::: Provided entries
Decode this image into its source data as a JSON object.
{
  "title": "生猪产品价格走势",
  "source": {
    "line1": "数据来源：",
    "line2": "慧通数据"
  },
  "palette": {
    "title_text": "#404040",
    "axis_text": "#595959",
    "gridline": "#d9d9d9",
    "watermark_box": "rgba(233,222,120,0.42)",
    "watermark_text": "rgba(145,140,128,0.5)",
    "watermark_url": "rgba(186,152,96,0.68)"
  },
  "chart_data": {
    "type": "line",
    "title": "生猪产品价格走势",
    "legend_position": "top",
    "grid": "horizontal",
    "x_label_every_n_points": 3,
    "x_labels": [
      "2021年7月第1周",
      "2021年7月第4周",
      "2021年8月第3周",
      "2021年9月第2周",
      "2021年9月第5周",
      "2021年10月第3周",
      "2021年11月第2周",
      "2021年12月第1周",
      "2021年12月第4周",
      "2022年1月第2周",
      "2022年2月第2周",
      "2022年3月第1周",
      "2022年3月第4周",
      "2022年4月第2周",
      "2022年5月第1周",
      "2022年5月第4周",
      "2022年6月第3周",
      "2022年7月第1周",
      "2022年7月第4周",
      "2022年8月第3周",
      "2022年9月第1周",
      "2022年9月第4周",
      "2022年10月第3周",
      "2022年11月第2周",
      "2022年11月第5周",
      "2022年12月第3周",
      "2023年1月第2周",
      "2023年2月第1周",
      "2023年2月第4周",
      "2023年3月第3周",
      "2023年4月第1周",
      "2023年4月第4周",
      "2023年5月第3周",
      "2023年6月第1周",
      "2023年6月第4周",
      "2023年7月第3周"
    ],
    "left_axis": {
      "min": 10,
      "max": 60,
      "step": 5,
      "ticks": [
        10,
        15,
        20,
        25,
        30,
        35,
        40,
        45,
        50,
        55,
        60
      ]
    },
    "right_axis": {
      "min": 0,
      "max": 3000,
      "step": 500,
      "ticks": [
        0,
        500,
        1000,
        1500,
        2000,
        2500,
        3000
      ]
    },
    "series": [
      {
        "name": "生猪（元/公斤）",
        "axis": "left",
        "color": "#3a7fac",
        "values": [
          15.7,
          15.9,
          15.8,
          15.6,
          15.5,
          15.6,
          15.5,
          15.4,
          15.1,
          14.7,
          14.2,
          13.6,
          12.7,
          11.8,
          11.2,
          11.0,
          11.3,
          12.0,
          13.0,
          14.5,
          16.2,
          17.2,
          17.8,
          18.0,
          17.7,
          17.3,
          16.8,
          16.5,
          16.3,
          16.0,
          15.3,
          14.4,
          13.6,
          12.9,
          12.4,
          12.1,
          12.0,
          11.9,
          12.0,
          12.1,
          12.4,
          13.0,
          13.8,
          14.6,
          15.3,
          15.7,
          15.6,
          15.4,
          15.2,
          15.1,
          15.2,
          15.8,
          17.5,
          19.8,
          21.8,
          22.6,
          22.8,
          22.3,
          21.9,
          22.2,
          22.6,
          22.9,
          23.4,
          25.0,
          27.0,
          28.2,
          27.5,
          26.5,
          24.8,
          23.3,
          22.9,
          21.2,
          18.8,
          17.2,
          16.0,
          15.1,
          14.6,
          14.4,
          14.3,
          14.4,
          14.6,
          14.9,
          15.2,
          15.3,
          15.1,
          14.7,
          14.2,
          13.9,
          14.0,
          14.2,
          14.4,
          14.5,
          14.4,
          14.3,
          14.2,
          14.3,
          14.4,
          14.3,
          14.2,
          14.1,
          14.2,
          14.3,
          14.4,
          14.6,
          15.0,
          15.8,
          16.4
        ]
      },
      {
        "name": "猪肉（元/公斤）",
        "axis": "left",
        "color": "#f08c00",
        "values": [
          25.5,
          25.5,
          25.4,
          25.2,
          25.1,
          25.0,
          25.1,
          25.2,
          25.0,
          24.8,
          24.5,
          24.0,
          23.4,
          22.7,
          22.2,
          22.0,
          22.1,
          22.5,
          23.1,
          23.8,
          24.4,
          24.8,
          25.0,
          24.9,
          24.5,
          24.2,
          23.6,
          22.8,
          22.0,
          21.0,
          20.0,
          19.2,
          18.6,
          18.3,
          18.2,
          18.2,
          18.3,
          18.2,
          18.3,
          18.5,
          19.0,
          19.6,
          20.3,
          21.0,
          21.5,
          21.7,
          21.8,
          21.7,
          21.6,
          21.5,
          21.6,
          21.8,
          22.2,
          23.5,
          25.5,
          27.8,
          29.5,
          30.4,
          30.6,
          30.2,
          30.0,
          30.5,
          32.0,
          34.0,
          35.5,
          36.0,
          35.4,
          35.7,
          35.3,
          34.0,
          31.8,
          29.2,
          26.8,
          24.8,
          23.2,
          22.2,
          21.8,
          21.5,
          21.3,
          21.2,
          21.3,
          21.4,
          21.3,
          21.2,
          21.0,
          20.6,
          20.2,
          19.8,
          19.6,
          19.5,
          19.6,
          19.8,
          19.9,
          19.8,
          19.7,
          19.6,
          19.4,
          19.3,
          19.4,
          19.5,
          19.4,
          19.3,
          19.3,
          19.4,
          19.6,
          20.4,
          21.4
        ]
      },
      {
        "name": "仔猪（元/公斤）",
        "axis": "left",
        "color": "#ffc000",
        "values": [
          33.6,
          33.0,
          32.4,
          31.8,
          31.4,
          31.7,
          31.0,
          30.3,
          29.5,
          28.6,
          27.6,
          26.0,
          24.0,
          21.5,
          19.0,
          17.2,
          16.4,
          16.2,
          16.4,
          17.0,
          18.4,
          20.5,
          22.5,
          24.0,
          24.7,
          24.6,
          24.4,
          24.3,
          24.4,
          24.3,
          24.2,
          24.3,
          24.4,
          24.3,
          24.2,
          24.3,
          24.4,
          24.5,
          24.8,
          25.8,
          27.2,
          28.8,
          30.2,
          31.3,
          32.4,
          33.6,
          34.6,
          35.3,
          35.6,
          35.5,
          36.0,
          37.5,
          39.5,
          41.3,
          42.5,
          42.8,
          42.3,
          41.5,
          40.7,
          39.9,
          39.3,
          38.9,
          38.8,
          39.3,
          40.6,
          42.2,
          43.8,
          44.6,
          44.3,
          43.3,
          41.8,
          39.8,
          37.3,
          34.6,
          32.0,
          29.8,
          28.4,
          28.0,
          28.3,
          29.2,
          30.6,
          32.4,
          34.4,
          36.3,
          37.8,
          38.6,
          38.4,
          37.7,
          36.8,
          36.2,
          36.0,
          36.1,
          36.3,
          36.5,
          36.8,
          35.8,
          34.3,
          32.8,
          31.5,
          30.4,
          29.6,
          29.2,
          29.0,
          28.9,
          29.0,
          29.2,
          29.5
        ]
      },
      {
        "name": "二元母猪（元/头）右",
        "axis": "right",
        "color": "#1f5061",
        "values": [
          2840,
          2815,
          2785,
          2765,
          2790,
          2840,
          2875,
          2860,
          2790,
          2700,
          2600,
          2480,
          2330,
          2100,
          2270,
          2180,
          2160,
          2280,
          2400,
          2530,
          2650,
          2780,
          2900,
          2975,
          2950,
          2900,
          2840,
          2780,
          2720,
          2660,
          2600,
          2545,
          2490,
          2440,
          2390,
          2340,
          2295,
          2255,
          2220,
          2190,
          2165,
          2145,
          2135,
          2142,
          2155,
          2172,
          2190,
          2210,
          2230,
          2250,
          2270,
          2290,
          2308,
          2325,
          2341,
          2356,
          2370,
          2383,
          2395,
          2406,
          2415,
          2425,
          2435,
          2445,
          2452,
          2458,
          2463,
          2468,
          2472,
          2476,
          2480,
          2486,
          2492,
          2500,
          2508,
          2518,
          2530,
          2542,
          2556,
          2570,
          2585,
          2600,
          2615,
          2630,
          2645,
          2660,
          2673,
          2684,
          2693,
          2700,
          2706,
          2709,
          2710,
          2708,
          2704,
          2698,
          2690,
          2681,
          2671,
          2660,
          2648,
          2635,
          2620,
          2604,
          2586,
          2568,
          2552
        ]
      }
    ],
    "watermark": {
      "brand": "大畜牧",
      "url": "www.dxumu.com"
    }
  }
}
::::::
::: Provided entries
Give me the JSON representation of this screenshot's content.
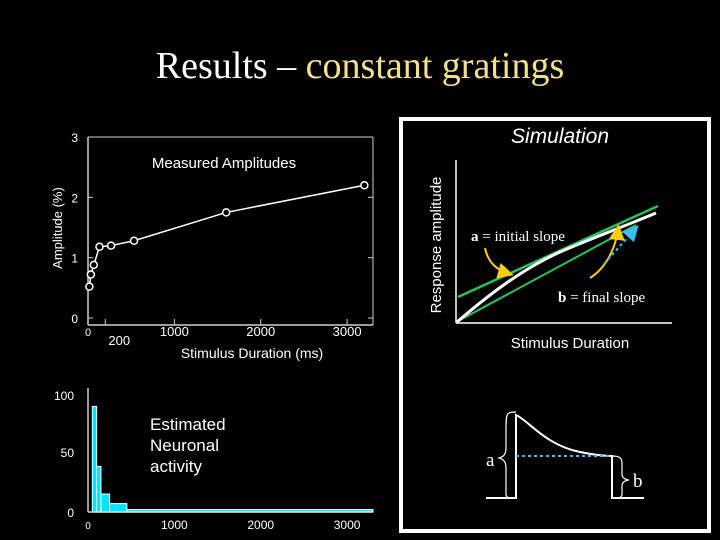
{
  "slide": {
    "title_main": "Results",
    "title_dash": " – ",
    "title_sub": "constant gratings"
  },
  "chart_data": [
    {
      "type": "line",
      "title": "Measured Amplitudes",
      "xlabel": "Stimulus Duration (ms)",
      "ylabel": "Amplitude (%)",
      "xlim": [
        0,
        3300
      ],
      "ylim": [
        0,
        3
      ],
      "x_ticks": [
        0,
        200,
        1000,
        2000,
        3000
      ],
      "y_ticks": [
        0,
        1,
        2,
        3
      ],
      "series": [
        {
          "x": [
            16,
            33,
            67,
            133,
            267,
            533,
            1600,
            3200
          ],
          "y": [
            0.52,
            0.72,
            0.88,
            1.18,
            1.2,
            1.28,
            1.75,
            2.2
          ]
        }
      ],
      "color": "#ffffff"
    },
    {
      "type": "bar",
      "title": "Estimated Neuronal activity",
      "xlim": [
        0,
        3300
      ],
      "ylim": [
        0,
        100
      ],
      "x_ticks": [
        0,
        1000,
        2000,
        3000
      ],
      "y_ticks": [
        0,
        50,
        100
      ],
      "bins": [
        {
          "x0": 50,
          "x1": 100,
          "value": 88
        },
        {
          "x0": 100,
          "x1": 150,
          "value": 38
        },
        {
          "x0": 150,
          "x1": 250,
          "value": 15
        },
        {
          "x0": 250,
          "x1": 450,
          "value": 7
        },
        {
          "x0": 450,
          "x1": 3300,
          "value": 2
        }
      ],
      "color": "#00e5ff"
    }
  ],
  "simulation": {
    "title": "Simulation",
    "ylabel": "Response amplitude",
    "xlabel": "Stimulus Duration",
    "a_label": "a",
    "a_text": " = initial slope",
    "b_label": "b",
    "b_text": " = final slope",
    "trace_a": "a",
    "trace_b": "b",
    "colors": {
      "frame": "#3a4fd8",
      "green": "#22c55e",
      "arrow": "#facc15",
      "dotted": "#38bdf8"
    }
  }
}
::::::
::: Provided entries
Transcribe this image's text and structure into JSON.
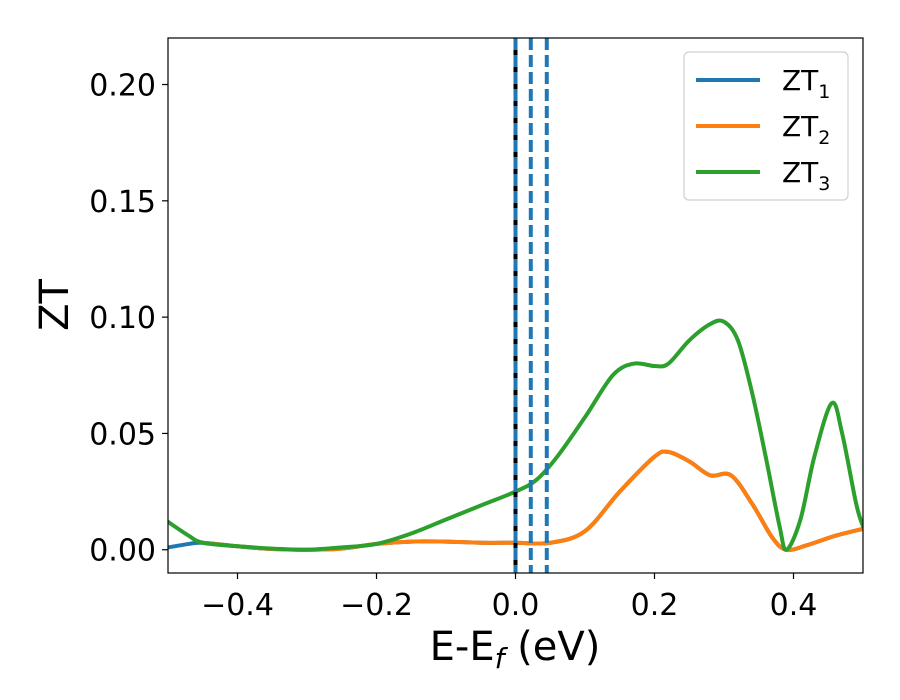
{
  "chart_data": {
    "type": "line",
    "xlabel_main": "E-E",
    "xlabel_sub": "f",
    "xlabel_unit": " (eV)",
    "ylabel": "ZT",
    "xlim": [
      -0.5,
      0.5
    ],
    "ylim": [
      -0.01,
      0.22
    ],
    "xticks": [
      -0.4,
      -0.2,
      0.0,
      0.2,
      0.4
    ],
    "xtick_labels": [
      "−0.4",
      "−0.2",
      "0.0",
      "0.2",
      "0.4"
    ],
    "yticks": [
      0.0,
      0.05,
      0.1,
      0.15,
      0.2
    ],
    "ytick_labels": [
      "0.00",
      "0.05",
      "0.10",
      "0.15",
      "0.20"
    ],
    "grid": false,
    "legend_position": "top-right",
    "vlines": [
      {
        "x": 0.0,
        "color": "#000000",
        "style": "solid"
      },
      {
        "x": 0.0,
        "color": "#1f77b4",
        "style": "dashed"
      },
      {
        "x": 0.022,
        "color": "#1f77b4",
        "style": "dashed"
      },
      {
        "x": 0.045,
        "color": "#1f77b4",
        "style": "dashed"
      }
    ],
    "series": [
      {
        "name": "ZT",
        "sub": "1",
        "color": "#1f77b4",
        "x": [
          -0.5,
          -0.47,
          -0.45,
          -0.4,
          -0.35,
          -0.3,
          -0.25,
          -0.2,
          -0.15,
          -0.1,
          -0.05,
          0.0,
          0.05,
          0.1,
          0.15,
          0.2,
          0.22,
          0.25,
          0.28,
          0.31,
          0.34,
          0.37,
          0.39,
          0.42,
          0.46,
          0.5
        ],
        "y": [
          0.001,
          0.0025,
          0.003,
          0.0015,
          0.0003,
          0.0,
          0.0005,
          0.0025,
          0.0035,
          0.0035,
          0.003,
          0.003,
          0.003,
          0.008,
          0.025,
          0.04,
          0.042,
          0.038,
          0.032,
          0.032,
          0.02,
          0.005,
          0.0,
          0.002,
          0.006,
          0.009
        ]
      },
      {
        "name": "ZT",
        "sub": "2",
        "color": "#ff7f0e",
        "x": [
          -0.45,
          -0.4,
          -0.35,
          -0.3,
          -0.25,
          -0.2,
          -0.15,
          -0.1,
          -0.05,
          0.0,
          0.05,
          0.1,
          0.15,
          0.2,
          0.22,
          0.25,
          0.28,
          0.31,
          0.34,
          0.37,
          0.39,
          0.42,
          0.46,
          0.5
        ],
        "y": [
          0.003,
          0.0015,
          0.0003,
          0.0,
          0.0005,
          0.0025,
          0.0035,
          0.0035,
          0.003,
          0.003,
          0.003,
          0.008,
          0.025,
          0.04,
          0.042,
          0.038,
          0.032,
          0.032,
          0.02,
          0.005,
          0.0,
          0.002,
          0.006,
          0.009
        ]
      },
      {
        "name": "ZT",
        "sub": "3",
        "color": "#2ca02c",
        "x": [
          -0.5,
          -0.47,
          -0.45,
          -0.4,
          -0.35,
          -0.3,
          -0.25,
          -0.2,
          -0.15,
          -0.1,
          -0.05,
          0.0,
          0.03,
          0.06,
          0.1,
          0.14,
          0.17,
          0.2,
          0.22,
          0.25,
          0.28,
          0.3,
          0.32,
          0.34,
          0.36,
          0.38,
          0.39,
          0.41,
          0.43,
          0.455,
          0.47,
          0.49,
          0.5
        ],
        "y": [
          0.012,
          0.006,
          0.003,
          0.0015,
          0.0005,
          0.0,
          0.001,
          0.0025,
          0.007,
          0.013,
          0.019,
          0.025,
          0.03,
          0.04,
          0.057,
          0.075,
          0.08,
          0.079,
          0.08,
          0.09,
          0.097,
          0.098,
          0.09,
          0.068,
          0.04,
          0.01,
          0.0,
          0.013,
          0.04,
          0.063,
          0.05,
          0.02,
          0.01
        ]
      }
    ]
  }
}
::::::
Direction: Pick out every line holding the string "slope" and return it.

Response to this exercise:
    "a_text": " = initial slope",
    "b_text": " = final slope",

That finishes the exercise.